• [Task instructions]: Gather every line that includes the word "route", please.

>> START Materials provided

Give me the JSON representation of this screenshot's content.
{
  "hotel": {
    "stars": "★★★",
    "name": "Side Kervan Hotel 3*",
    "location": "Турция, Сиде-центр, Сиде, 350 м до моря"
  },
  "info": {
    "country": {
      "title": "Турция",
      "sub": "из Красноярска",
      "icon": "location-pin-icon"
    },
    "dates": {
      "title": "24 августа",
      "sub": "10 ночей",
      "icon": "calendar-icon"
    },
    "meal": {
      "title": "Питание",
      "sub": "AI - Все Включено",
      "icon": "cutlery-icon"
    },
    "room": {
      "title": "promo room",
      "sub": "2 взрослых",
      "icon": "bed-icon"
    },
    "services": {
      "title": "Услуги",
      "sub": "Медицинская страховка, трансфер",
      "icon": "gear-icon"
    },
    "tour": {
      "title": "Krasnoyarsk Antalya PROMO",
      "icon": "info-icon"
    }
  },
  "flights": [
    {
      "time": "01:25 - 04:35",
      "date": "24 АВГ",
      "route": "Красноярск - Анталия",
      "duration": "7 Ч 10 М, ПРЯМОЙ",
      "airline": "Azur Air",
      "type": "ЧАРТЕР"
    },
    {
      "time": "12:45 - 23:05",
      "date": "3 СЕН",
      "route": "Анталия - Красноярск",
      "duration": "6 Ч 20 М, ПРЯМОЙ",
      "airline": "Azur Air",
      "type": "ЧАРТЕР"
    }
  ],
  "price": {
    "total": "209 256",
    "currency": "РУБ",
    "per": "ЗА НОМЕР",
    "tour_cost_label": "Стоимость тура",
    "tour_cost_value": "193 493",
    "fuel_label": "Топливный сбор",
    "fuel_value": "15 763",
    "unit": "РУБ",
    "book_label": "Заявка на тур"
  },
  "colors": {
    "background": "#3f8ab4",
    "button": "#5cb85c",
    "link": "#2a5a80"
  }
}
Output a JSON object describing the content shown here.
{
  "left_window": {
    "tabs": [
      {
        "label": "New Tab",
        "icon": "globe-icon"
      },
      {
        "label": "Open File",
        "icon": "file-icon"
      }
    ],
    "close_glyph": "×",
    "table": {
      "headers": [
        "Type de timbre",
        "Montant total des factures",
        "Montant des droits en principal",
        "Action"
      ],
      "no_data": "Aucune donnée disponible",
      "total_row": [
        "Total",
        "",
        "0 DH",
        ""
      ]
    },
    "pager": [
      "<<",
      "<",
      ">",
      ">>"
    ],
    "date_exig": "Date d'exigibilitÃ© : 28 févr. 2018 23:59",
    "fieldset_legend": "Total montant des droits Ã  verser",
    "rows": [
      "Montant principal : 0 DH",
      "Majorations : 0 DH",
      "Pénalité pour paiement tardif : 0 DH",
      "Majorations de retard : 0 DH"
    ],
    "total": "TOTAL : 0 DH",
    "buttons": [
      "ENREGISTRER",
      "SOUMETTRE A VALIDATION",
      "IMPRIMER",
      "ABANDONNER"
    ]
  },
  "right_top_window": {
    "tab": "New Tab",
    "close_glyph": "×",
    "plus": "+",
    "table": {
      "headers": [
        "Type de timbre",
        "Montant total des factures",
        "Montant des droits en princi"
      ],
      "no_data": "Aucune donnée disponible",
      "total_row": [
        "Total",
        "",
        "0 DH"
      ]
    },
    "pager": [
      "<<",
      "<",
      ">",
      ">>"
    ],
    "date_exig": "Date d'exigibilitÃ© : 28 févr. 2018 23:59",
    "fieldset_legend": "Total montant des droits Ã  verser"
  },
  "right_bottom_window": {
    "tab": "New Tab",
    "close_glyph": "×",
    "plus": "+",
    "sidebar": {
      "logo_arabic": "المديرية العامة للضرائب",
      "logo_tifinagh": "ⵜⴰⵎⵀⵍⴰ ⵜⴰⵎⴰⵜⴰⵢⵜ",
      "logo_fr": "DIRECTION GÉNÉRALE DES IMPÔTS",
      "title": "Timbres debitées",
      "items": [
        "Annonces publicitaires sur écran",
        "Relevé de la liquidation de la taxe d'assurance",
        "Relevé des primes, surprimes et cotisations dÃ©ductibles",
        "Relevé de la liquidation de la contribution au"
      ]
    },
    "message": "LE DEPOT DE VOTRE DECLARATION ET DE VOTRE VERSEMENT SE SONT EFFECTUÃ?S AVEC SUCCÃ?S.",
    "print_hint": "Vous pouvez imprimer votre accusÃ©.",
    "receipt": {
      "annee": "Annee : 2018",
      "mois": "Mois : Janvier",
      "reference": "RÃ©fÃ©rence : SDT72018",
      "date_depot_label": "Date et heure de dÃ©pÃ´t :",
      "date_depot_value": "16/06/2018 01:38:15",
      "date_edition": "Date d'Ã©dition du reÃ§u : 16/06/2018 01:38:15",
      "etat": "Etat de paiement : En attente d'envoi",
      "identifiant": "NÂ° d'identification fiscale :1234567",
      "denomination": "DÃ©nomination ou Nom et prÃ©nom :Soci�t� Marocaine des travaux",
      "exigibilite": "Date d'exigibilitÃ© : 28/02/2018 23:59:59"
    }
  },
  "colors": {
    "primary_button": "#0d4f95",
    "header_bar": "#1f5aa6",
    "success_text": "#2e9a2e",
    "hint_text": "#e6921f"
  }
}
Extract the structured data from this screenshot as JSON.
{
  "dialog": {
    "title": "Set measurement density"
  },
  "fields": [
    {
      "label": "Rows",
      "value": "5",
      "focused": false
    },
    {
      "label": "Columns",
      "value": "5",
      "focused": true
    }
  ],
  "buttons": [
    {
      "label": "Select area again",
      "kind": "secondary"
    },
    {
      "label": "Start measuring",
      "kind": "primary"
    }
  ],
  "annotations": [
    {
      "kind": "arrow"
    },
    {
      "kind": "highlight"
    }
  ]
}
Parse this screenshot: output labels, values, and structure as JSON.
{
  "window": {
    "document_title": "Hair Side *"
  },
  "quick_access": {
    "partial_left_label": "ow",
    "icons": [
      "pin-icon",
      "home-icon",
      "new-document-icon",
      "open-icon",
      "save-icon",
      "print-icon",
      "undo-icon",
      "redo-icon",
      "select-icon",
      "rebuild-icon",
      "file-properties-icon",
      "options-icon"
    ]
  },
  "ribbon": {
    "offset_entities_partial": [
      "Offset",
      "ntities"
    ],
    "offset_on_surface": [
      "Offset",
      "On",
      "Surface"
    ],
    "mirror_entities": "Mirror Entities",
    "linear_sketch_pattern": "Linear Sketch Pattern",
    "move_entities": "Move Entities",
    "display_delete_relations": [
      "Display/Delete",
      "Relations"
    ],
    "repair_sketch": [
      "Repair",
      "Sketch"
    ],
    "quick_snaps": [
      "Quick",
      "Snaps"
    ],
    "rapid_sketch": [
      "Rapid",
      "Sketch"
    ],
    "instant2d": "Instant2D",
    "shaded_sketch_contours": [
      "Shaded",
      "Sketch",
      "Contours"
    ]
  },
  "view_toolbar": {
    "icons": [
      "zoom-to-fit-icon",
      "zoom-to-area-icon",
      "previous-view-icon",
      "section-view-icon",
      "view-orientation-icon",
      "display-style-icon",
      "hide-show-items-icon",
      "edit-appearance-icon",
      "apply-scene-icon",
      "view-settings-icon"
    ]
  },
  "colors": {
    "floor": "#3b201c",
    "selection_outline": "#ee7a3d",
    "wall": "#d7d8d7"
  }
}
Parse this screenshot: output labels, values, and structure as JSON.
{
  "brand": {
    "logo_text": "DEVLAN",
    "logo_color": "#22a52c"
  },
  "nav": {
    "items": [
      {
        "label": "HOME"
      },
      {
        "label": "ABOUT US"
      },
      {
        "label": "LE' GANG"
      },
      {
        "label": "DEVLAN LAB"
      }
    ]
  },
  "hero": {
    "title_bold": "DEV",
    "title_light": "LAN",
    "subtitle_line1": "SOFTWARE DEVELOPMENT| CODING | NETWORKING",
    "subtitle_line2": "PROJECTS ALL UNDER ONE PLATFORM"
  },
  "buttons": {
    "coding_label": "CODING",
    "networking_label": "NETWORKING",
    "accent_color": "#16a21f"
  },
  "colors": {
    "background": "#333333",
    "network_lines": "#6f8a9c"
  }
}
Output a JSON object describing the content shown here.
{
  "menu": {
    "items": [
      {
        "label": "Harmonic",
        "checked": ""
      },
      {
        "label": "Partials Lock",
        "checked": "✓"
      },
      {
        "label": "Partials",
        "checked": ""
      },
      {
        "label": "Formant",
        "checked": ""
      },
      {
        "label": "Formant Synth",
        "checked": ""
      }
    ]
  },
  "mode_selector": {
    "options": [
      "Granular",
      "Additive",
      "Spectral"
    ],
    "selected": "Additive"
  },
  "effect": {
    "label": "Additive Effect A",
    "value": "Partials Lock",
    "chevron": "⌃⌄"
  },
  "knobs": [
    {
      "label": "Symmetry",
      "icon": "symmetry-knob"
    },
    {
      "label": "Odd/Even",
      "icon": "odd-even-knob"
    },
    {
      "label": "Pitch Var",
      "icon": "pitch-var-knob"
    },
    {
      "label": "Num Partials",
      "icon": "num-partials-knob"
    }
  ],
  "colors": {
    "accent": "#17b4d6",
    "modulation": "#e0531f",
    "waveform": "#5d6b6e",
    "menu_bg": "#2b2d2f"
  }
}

>> END Materials provided

• [Exercise result]:
      "route": "Красноярск - Анталия",
      "route": "Анталия - Красноярск",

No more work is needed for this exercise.